* Start *
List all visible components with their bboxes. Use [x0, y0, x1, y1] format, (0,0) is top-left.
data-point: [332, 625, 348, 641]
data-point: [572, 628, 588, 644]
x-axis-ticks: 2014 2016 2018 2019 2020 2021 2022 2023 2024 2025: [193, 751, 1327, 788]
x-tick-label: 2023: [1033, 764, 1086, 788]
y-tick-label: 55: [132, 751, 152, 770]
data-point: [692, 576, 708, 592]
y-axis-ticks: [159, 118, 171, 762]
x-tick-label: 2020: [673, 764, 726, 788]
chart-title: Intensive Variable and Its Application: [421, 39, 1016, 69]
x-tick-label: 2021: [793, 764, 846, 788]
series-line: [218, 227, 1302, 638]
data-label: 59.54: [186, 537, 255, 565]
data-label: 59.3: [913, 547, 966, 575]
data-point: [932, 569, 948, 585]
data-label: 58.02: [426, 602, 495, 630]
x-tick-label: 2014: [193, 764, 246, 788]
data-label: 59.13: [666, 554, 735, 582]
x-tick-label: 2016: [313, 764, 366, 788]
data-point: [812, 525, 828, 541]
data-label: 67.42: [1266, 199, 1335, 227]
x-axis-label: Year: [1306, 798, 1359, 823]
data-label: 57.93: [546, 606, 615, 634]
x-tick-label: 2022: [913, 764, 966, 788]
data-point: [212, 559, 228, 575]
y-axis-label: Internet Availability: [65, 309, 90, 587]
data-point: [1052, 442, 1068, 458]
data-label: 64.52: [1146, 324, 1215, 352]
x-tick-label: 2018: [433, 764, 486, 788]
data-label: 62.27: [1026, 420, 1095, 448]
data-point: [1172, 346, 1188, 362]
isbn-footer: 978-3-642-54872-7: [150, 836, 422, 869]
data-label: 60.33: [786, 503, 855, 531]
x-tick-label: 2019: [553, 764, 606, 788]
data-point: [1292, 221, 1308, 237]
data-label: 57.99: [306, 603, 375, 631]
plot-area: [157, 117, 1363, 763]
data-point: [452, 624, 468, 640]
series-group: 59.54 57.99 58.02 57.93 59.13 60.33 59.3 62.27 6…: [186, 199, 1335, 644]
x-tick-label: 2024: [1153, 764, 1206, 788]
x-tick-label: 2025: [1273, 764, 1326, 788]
* End *
- Work to be completed:
Update the rows above so that every "data-point" becomes "marker", keeping all other text the same.

- Solution to this task:
List all visible components with their bboxes. Use [x0, y0, x1, y1] format, (0,0) is top-left.
marker: [332, 625, 348, 641]
marker: [572, 628, 588, 644]
x-axis-ticks: 2014 2016 2018 2019 2020 2021 2022 2023 2024 2025: [193, 751, 1327, 788]
x-tick-label: 2023: [1033, 764, 1086, 788]
y-tick-label: 55: [132, 751, 152, 770]
marker: [692, 576, 708, 592]
y-axis-ticks: [159, 118, 171, 762]
x-tick-label: 2020: [673, 764, 726, 788]
chart-title: Intensive Variable and Its Application: [421, 39, 1016, 69]
x-tick-label: 2021: [793, 764, 846, 788]
series-line: [218, 227, 1302, 638]
data-label: 59.54: [186, 537, 255, 565]
data-label: 59.3: [913, 547, 966, 575]
marker: [932, 569, 948, 585]
data-label: 58.02: [426, 602, 495, 630]
x-tick-label: 2014: [193, 764, 246, 788]
data-label: 59.13: [666, 554, 735, 582]
x-tick-label: 2016: [313, 764, 366, 788]
marker: [812, 525, 828, 541]
data-label: 67.42: [1266, 199, 1335, 227]
x-axis-label: Year: [1306, 798, 1359, 823]
data-label: 57.93: [546, 606, 615, 634]
x-tick-label: 2022: [913, 764, 966, 788]
marker: [212, 559, 228, 575]
y-axis-label: Internet Availability: [65, 309, 90, 587]
marker: [1052, 442, 1068, 458]
data-label: 64.52: [1146, 324, 1215, 352]
x-tick-label: 2018: [433, 764, 486, 788]
data-label: 62.27: [1026, 420, 1095, 448]
marker: [1172, 346, 1188, 362]
isbn-footer: 978-3-642-54872-7: [150, 836, 422, 869]
data-label: 60.33: [786, 503, 855, 531]
x-tick-label: 2019: [553, 764, 606, 788]
marker: [1292, 221, 1308, 237]
data-label: 57.99: [306, 603, 375, 631]
plot-area: [157, 117, 1363, 763]
marker: [452, 624, 468, 640]
series-group: 59.54 57.99 58.02 57.93 59.13 60.33 59.3 62.27 6…: [186, 199, 1335, 644]
x-tick-label: 2024: [1153, 764, 1206, 788]
x-tick-label: 2025: [1273, 764, 1326, 788]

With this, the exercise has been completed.